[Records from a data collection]

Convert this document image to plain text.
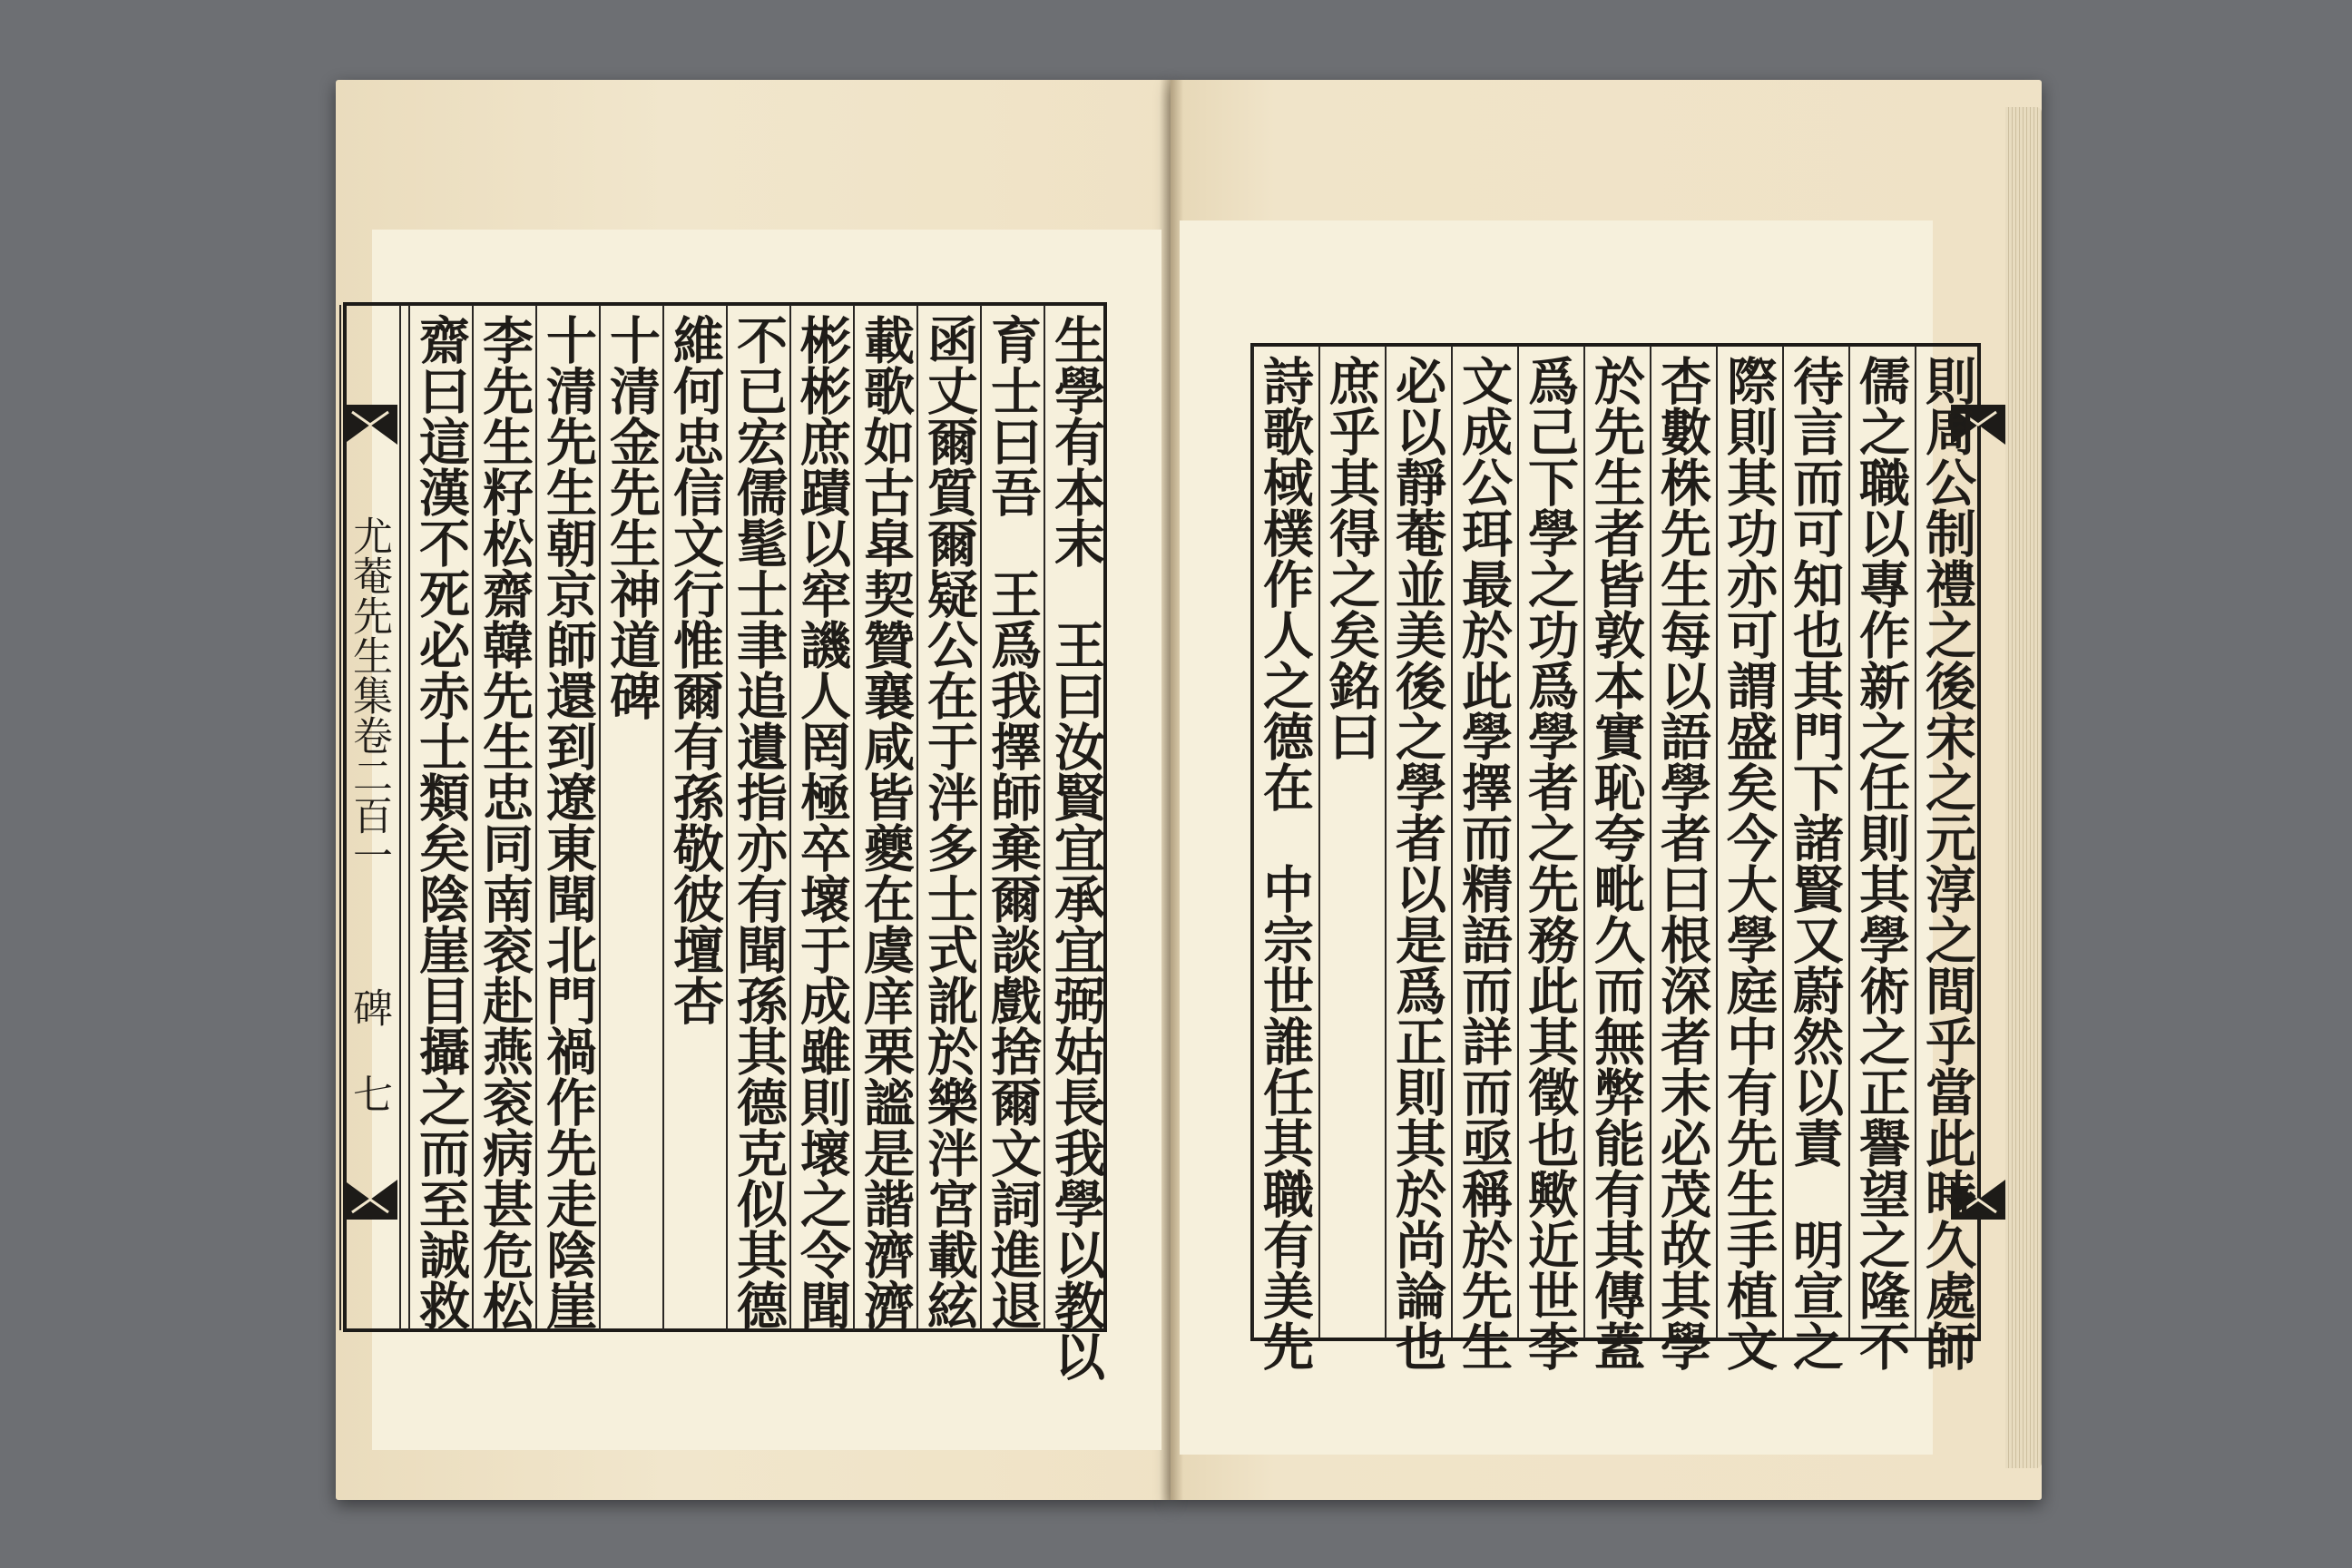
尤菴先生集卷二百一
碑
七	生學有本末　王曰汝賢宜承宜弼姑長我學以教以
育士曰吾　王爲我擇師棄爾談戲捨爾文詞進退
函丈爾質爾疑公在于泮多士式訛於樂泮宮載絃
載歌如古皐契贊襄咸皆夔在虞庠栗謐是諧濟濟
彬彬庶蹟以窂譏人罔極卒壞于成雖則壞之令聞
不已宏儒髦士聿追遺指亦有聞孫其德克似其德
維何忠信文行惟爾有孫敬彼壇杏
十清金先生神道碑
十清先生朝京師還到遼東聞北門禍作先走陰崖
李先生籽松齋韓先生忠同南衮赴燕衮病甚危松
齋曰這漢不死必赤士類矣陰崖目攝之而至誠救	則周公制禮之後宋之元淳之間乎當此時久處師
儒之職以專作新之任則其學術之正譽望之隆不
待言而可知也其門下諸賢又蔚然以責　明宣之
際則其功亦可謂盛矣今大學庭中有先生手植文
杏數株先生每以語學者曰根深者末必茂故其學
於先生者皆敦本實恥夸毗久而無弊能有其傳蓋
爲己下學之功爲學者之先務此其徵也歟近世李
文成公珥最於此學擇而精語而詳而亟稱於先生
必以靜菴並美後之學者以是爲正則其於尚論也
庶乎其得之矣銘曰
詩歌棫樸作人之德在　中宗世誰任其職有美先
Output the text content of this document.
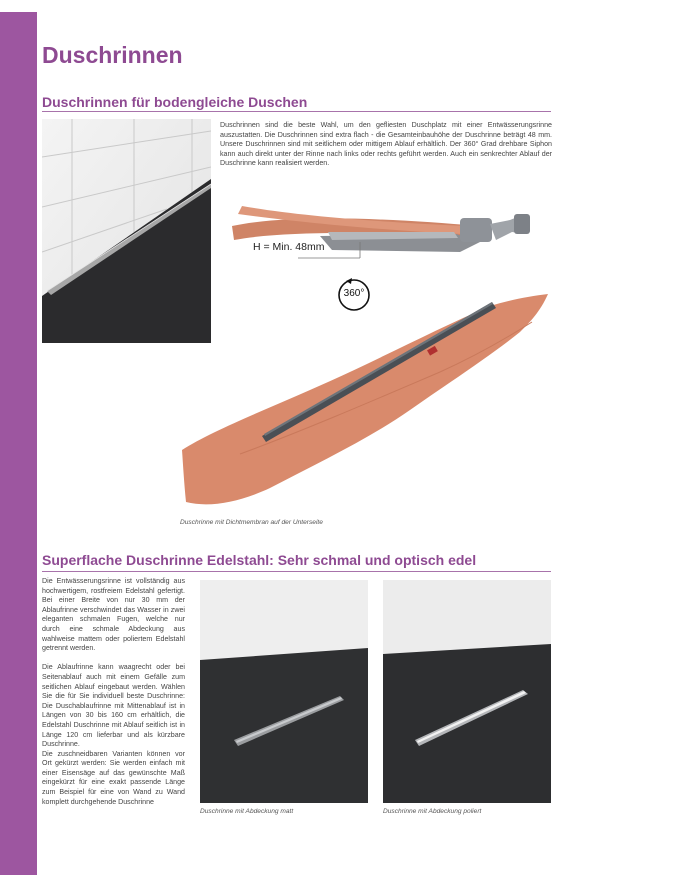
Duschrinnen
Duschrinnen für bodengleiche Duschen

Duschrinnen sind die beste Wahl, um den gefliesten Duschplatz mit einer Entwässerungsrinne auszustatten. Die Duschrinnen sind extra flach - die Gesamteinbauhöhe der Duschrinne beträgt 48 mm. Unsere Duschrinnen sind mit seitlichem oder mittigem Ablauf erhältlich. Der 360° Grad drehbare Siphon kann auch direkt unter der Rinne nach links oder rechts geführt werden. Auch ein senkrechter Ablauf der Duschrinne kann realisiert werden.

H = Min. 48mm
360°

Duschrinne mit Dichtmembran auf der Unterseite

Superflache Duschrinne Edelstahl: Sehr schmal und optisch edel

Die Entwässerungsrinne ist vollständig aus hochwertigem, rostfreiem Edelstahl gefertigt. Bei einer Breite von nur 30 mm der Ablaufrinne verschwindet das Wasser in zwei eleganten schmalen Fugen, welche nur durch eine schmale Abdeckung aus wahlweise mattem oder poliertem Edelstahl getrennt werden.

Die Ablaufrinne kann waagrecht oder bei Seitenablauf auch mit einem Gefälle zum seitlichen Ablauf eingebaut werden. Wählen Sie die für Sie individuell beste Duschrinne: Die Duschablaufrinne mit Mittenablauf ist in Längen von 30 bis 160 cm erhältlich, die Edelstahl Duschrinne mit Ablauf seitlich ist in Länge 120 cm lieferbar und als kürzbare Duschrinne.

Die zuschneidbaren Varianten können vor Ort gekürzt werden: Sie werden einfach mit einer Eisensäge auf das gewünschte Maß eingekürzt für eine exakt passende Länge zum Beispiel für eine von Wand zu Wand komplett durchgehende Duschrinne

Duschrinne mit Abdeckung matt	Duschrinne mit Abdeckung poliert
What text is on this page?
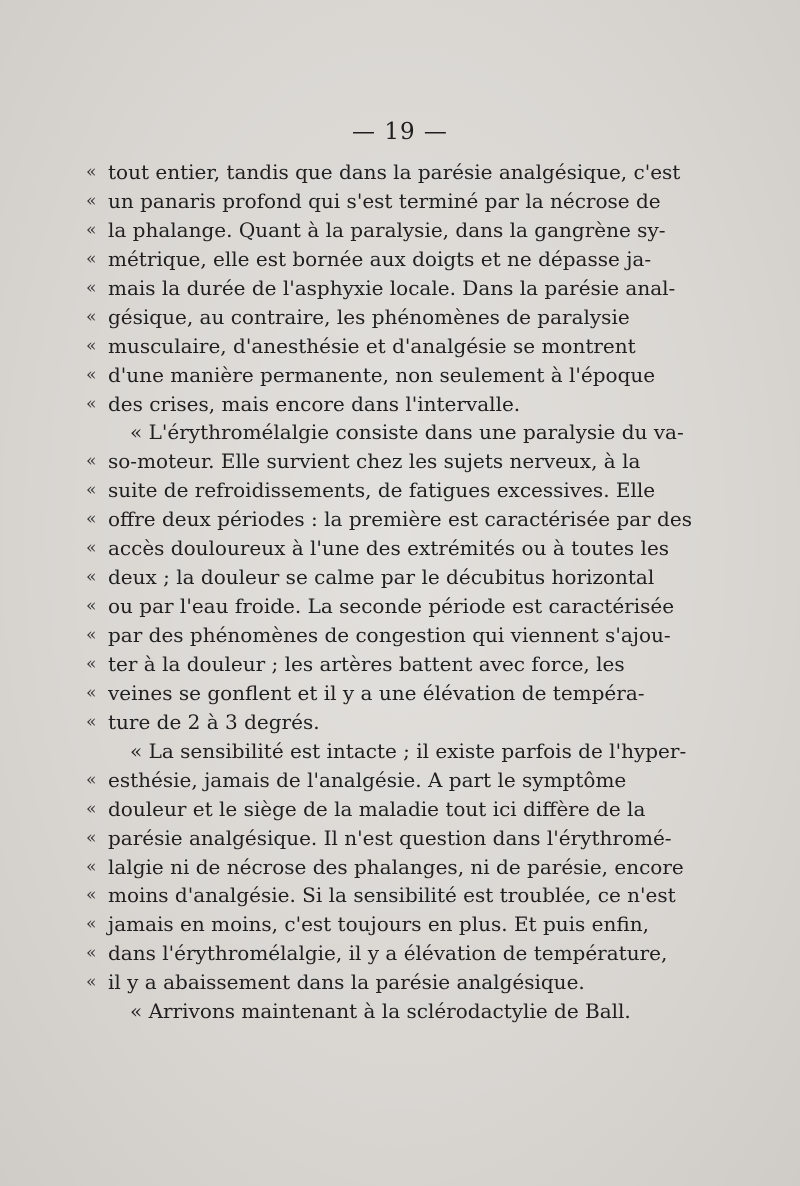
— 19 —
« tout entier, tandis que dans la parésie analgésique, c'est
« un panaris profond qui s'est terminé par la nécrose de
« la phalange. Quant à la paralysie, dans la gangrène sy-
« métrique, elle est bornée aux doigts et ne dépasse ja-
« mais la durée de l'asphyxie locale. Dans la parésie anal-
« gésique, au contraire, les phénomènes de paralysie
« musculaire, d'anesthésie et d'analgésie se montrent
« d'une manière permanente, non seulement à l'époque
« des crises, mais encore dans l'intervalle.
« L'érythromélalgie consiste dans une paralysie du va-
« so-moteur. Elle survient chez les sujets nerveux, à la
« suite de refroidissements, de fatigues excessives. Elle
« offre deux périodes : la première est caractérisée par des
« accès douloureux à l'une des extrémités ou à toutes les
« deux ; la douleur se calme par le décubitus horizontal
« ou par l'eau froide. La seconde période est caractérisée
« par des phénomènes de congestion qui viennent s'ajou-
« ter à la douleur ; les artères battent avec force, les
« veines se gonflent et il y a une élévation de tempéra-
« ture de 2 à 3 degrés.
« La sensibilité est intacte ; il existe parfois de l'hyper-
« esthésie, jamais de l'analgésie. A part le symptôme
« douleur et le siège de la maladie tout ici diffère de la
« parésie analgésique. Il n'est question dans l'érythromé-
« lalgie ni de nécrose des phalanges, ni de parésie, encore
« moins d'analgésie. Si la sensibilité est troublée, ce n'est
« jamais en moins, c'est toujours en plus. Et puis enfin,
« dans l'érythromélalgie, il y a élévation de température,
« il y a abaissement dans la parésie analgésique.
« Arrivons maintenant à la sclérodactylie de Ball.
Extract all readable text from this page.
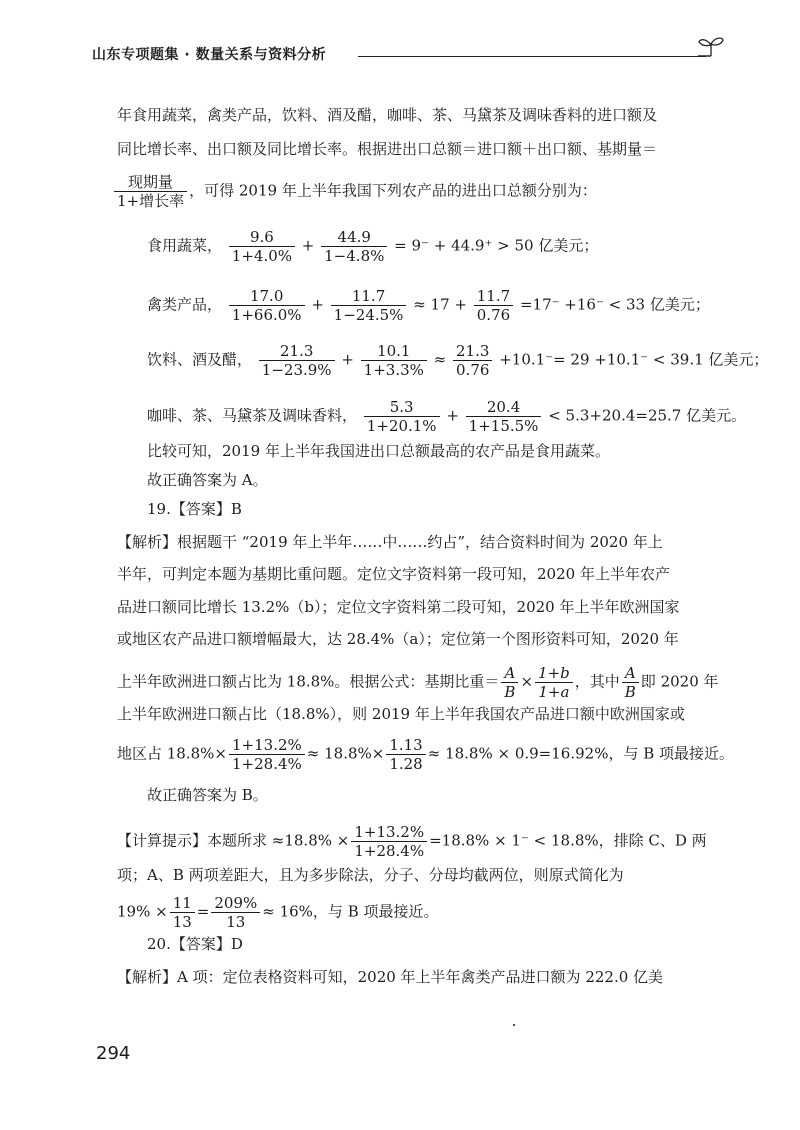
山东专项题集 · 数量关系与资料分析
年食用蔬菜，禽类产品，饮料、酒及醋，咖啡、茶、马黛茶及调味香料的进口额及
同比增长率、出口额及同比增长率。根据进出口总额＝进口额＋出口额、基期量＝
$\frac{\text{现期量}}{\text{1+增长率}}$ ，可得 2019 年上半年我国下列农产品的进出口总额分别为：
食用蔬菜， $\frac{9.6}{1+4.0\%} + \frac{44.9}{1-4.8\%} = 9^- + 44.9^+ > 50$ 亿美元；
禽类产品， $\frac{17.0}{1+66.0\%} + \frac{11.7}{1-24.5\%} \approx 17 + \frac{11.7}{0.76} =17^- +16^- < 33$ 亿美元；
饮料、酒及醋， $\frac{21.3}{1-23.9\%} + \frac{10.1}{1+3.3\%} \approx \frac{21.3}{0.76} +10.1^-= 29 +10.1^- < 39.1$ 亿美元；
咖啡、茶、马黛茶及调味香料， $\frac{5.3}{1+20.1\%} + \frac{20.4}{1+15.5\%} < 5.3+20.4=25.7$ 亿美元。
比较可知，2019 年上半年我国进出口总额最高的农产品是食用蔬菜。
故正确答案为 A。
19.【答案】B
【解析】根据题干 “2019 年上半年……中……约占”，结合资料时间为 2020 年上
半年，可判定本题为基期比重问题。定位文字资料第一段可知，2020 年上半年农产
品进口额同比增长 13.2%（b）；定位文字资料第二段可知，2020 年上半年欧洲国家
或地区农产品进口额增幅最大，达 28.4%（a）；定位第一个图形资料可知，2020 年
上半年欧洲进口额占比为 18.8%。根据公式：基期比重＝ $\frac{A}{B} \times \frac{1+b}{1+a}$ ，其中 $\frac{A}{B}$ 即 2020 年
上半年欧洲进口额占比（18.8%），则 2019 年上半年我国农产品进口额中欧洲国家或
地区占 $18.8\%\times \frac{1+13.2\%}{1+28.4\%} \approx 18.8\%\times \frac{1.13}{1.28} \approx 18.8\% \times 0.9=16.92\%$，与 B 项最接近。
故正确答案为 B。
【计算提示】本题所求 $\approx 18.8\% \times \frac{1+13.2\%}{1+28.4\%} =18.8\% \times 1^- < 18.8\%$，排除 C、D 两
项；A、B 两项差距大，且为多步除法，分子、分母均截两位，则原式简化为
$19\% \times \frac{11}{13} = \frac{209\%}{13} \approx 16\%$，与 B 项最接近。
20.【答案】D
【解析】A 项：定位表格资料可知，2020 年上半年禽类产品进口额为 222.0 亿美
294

◆ **EXERCISE DIRECTIONS**:
Each line above that includes "érythromélalgie" should be shown.

◆ **EXERCISE ANSWER**:
« L'érythromélalgie consiste dans une paralysie du va-
« dans l'érythromélalgie, il y a élévation de température,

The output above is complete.